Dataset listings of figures
####################
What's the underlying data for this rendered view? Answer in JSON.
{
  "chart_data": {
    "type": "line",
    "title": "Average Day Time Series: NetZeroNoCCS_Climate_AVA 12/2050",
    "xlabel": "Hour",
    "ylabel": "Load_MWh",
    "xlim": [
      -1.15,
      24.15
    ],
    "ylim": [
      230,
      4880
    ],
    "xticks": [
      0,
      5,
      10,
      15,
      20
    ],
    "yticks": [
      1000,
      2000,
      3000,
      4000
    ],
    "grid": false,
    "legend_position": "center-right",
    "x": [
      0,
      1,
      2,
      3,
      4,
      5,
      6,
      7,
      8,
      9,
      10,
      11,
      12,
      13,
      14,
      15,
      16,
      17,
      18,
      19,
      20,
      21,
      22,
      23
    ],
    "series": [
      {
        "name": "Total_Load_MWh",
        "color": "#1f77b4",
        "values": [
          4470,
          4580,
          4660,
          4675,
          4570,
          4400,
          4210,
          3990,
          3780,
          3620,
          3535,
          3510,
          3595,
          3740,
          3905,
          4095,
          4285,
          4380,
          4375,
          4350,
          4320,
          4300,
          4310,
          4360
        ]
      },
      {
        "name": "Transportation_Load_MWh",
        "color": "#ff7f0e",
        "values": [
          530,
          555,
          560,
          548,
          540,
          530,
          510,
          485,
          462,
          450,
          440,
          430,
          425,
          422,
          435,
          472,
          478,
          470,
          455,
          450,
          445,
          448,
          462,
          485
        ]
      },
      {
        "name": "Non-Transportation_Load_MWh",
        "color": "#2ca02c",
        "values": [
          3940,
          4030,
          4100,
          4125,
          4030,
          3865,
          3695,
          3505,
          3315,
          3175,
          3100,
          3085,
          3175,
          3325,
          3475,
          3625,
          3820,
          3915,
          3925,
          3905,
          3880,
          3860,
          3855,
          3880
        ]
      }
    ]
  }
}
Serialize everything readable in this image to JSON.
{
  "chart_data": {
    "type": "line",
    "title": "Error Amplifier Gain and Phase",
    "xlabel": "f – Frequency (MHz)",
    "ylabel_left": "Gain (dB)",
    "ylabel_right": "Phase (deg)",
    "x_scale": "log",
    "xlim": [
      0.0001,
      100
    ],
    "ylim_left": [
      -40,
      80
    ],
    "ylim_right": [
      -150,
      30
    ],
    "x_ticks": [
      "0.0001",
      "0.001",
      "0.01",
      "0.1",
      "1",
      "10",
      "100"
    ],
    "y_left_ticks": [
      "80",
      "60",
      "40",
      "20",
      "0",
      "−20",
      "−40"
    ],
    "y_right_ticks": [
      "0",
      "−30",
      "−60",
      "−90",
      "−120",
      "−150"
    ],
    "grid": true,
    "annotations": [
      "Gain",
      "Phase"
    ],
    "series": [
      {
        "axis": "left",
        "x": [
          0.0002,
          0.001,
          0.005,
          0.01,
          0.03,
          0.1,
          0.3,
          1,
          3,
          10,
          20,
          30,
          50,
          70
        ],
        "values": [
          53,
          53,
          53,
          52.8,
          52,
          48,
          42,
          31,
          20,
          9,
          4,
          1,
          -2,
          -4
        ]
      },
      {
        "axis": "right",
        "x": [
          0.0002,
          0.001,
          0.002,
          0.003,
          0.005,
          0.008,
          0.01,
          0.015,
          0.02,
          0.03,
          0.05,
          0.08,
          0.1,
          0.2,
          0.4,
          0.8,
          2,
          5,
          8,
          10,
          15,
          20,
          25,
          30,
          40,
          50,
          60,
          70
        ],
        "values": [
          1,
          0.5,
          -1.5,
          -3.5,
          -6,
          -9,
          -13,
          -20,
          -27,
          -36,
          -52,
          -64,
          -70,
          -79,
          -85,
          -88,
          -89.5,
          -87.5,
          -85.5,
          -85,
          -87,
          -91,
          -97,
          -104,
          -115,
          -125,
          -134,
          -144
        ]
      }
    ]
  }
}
####################
Exercise brief - Look through the data and gather every line with the string "title" in it.

Result of the exercise -
    "title": "Average Day Time Series: NetZeroNoCCS_Climate_AVA 12/2050",
    "title": "Error Amplifier Gain and Phase",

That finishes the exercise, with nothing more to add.